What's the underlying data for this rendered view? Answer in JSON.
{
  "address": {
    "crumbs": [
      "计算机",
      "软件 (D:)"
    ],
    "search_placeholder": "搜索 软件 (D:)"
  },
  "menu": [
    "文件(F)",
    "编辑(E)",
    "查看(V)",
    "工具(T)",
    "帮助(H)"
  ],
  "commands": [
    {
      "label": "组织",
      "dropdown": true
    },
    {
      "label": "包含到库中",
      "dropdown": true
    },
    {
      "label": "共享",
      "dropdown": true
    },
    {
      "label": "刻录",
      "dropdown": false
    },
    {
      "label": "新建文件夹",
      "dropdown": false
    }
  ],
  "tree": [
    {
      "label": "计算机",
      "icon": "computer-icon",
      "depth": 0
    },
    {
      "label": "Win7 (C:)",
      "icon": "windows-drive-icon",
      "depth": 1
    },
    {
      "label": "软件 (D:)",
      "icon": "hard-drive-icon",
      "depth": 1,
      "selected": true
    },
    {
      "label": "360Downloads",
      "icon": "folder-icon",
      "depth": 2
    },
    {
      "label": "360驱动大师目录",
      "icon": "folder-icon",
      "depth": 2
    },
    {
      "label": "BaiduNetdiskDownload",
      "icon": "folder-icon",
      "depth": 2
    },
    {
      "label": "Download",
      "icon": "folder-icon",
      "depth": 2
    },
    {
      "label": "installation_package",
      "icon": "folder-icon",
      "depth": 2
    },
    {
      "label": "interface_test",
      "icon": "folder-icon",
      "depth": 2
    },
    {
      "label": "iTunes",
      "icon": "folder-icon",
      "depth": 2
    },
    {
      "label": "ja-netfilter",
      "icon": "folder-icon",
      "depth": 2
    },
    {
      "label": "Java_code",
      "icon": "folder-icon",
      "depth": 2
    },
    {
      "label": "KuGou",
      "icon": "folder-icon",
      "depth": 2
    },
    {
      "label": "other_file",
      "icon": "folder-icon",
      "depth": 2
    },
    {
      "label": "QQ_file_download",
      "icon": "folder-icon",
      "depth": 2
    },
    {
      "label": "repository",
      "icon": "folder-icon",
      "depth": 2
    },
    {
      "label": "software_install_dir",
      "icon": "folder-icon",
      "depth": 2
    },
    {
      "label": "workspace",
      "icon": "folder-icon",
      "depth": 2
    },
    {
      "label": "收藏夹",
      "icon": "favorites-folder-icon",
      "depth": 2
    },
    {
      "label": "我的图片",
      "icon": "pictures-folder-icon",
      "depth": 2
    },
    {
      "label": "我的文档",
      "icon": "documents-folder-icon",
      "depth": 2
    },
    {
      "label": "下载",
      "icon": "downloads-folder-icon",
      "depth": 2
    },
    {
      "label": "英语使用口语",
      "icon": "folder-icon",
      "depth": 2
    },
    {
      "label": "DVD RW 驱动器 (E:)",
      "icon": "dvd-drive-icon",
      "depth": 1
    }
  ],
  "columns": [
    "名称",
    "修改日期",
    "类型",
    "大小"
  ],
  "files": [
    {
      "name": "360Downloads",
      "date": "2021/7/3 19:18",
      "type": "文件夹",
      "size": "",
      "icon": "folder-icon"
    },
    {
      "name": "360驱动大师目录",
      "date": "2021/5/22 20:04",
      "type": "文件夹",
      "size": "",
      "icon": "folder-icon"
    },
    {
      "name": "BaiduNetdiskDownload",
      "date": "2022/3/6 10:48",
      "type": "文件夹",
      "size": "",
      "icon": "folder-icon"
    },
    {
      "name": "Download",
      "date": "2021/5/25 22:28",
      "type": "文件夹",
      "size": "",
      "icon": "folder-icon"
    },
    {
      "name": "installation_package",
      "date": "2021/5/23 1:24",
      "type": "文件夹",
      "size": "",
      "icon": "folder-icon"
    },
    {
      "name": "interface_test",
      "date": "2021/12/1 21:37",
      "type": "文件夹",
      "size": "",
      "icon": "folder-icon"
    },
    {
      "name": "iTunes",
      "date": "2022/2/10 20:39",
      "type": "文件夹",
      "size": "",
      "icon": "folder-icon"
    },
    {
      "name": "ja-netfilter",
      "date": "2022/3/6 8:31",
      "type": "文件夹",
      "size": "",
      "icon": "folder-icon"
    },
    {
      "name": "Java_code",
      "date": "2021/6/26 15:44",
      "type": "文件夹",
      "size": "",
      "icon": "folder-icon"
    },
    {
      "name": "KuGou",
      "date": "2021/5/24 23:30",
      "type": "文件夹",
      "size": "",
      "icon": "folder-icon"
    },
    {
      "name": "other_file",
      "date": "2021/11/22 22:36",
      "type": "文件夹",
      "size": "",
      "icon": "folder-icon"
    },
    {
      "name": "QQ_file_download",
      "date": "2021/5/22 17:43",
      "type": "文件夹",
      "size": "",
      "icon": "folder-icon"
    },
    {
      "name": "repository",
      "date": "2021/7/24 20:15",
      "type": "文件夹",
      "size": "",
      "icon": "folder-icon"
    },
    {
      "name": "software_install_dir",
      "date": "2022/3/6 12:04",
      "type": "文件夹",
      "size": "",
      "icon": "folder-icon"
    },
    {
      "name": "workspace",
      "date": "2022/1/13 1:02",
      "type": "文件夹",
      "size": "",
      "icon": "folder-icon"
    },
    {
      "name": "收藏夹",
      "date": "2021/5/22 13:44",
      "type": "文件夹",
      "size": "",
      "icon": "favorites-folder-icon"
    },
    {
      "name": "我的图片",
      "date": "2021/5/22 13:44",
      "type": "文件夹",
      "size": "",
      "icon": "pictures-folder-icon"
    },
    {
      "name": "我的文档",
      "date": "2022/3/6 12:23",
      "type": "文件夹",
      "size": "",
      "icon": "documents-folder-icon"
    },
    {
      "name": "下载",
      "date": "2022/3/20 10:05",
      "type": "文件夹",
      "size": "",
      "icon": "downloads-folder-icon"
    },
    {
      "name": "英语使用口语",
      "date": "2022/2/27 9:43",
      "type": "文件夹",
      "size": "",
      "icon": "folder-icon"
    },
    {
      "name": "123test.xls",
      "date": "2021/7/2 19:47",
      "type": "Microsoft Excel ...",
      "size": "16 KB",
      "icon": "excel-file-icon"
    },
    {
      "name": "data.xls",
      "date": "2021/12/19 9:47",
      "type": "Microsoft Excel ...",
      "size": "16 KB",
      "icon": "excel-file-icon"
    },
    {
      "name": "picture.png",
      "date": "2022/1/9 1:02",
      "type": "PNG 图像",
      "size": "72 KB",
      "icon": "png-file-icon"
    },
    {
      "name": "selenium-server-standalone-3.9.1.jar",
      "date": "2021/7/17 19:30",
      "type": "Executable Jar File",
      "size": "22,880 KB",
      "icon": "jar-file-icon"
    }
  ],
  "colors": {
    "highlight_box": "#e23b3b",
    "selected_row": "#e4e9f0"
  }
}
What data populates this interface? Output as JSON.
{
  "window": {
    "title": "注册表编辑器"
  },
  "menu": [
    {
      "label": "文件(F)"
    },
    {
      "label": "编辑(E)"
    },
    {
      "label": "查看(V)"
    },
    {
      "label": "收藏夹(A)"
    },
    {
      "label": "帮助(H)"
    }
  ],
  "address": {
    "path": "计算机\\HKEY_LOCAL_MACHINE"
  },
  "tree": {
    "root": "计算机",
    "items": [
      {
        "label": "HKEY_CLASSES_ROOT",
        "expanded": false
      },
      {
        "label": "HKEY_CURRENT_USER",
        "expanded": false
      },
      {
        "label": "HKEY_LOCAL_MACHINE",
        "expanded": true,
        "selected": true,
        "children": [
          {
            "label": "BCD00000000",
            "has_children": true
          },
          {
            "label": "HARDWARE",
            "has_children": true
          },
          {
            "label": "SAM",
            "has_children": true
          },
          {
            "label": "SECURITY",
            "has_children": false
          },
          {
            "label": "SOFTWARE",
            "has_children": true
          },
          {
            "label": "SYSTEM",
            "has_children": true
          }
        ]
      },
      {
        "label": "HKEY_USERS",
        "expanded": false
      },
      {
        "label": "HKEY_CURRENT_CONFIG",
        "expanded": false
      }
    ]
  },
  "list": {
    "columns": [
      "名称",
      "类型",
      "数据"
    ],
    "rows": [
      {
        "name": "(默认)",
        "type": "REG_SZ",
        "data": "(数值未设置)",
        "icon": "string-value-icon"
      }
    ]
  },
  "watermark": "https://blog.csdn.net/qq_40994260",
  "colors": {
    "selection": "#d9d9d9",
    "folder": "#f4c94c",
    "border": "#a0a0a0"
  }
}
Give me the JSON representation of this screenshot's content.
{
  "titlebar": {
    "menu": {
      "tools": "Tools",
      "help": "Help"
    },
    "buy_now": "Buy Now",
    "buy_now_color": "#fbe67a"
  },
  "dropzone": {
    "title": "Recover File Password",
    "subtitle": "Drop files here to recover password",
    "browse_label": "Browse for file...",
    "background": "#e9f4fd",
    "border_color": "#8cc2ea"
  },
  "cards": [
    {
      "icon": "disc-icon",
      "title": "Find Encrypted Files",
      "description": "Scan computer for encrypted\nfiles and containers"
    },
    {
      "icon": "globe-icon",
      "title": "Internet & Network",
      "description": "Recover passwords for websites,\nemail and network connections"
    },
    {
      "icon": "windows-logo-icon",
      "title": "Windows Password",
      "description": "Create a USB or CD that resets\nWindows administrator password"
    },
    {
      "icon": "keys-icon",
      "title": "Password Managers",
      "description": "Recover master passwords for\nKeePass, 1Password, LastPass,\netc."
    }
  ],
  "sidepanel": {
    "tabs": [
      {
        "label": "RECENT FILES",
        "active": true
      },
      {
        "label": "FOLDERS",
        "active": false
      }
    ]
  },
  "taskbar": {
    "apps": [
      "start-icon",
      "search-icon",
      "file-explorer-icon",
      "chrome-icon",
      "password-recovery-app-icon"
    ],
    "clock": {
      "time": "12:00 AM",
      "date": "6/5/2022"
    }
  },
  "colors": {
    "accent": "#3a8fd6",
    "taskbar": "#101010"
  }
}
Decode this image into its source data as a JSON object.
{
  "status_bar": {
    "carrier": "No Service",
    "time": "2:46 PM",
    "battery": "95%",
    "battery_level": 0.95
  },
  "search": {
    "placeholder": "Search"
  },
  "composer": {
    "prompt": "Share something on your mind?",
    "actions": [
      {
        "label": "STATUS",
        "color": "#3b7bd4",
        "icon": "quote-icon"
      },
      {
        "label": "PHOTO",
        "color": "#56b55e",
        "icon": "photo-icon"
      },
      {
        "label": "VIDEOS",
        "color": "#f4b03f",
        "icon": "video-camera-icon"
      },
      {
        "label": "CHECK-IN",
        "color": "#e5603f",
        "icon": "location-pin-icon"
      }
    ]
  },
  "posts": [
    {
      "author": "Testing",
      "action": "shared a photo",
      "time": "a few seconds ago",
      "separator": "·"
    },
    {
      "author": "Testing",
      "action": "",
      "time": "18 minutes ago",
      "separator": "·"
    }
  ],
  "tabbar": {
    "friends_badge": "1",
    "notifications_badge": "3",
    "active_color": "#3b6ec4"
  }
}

◆ TO DO ◆
From the data, pick out every line that includes "netfilter".

◆ TASK RESPONSE ◆
      "label": "ja-netfilter",
      "name": "ja-netfilter",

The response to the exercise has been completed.